NEW YORK (Reuters) - NBC Entertainment Co-Chairman Ben Silverman is leaving his job after two years atop the television broadcast network, having failed to resurrect its prime-time television schedule during his tenure.
Silverman, who for months has been the subject of rumors that he would leave the network, is forming a new company with Barry Diller’s IAC/InterActiveCorp that will produce and distribute programs for television, as well as the Web or even mobile devices, IAC said in a statement.
The shift comes two years after Silverman came to NBC Universal as a much-heralded producer of television shows like “The Office” and “Ugly Betty.” Marc Graboff served as co-chairman alongside Silverman, with the two executives essentially splitting business and creative duties.
During his time there, Silverman struggled to develop prime-time hits, and the NBC network remained stuck in last place in the ratings, behind CBS Corp’s CBS, News Corp’s Fox, and Walt Disney Co’s ABC. NBC Universal is 80 percent owned by General Electric and 20 percent owned by Vivendi.
While struggling in the ratings race, NBC made efforts to shift the usual way of doing business at a TV network: It began scheduling programs year-round; it markedly toned down its annual “upfront” presentations to advertisers; and it looked to reduce costs, notably moving Jay Leno’s late night show to prime time.

• [RECORDS SHOWN]:

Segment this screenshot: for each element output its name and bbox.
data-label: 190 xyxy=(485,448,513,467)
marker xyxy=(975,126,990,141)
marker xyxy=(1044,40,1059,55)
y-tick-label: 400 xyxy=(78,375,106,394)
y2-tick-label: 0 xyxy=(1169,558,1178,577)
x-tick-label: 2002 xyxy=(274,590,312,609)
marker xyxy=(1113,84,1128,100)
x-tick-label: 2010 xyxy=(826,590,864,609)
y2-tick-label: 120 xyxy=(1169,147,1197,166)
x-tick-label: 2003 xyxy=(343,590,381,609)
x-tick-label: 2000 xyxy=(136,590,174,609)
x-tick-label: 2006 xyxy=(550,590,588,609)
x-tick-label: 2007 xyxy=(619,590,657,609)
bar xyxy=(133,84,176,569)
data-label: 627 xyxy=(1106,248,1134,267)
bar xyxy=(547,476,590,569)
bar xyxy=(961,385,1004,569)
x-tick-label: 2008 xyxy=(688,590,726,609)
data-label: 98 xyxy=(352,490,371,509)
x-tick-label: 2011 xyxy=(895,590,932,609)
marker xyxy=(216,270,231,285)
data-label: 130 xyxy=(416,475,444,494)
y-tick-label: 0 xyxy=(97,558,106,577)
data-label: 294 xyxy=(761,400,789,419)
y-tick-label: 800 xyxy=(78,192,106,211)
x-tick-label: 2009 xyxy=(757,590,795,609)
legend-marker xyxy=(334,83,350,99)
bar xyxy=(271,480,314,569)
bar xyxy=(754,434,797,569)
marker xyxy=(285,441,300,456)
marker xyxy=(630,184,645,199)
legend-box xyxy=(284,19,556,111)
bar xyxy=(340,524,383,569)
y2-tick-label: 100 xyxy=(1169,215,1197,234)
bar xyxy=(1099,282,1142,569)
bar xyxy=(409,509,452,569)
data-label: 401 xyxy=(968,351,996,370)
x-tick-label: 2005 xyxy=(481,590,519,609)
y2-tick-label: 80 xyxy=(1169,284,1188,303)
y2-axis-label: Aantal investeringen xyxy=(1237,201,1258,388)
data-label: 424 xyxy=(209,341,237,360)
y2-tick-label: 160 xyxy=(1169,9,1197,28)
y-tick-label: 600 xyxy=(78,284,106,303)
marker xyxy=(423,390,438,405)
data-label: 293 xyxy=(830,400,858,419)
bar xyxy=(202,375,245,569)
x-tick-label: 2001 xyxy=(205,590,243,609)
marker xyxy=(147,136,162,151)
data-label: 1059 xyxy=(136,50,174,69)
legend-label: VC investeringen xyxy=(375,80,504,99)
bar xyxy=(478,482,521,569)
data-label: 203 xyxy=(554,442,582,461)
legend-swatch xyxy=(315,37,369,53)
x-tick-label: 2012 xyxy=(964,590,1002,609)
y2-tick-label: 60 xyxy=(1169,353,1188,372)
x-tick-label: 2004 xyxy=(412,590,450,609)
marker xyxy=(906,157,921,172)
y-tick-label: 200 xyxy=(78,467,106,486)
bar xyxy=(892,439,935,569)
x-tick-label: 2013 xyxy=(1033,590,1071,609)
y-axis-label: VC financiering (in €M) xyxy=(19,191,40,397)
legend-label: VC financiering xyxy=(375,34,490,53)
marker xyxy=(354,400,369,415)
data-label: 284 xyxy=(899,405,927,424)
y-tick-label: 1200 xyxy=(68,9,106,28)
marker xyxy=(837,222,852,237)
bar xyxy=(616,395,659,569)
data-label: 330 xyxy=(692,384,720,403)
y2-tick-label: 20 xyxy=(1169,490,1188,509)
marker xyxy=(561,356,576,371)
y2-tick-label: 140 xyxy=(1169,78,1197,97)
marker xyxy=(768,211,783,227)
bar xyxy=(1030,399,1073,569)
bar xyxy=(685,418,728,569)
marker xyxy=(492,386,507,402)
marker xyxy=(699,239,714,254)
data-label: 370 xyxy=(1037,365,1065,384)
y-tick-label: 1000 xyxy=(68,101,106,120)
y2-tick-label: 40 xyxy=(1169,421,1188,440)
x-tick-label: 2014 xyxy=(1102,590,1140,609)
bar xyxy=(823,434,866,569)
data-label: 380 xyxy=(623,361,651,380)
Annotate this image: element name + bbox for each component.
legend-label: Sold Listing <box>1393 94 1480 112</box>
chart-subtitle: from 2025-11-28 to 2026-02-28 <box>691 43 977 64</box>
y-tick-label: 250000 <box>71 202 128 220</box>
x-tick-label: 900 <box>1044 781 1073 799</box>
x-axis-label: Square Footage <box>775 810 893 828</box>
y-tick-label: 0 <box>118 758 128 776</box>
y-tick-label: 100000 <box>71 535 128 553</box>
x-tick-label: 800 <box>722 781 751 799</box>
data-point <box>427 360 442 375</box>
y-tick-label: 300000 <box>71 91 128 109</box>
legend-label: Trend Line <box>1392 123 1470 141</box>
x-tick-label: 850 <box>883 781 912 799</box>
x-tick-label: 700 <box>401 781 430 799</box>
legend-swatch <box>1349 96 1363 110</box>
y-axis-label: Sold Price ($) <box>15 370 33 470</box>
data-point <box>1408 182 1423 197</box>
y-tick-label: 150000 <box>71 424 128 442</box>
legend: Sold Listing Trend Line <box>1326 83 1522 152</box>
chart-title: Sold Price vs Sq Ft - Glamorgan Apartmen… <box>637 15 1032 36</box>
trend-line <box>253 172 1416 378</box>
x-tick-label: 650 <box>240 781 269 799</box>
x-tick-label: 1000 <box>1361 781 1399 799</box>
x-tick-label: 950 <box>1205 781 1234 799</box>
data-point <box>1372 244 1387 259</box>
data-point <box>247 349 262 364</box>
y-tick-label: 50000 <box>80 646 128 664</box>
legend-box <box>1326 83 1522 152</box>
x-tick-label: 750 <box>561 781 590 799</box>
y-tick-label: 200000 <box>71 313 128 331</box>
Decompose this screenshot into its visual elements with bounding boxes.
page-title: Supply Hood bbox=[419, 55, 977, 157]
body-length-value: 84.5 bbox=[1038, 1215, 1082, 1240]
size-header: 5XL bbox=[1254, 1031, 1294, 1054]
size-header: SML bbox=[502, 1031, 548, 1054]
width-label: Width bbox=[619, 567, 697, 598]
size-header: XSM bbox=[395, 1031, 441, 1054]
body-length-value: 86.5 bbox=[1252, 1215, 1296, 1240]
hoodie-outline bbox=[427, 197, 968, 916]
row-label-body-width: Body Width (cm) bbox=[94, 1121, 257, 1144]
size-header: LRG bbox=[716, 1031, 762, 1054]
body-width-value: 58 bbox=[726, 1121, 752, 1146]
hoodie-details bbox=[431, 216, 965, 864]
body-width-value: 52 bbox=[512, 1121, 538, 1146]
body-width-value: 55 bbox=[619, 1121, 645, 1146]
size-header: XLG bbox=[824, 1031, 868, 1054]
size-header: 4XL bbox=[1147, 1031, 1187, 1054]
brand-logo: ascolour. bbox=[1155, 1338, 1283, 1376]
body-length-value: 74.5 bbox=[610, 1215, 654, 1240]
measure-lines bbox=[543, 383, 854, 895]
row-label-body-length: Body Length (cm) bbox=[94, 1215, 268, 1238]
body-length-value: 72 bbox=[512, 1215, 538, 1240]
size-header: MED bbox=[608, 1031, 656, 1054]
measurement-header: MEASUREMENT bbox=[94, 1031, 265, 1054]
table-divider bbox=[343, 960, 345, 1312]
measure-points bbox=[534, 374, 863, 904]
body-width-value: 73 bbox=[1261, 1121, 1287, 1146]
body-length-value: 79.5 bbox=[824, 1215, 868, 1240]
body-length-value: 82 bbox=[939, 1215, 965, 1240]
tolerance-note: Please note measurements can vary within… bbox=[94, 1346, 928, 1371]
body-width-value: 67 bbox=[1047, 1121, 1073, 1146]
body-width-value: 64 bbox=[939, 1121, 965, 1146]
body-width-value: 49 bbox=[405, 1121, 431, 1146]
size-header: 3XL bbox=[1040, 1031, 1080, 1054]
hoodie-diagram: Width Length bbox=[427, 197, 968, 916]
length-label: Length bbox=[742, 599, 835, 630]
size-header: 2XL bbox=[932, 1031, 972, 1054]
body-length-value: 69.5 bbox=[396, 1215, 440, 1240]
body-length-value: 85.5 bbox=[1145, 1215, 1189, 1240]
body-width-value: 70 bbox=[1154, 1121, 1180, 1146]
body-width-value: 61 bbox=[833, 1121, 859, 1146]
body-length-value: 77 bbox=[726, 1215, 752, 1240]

• [WHAT THIS EXERCISE ASKS]:
**1.** In the news story about Ben Silverman leaving NBC, which company is he forming a new company with?
**2.** Pick up the news story about Ben Silverman's exit from NBC after its last sentence and continue it.

• [RESPONSES IN ORDER]:
**1.** Barry Diller's IAC/InterActiveCorp.

**2.**
Advertisers have applauded NBC’s approach, and a number of its shows, including “30 Rock,” have won critical acclaim and top creative awards.
Still, Silverman has been on the hot seat. So much so that NBC Universal Chief Executive Jeff Zucker has had to publicly defend his top programing executive on several occasions.
Before Silverman leaves for the new venture, he will help launch NBC’s fall prime-time schedule. Graboff, who shared duties with Silverman, continue as chairman of NBC Entertainment and Universal
But Graboff will now report to Jeff Gaspin, who was promoted to chairman of NBC Universal Television Entertainment, expanding his duties.
Gaspin previously had management responsibility for the company’s entertainment cable networks -- including USA, SyFy, Bravo, Oxygen -- which have played an increasingly key role in profits. With the shake-up, Gaspin will oversee both broadcast and cable TV, as well as Universal Media Studios.
Meanwhile, Silverman will run the new company being formed with IAC. Behind the project is an idea to bring advertisers on board in the earliest stages of program development, having them sponsor and support shows from the beginning.
“This new venture will take full advantage of all areas of Ben Silverman’s extensive media expertise -- as an agent, producer and advertising innovator -- to create a truly integrated and truly interactive new media production entity, a next generation enterprise that bridges the gap between traditional television and the internet,” Diller said in a prepared statement.
IAC did not say how much it would invest in the company. NBC, however, said it could potentially invest, and IAC is expected to look to pull in other partners.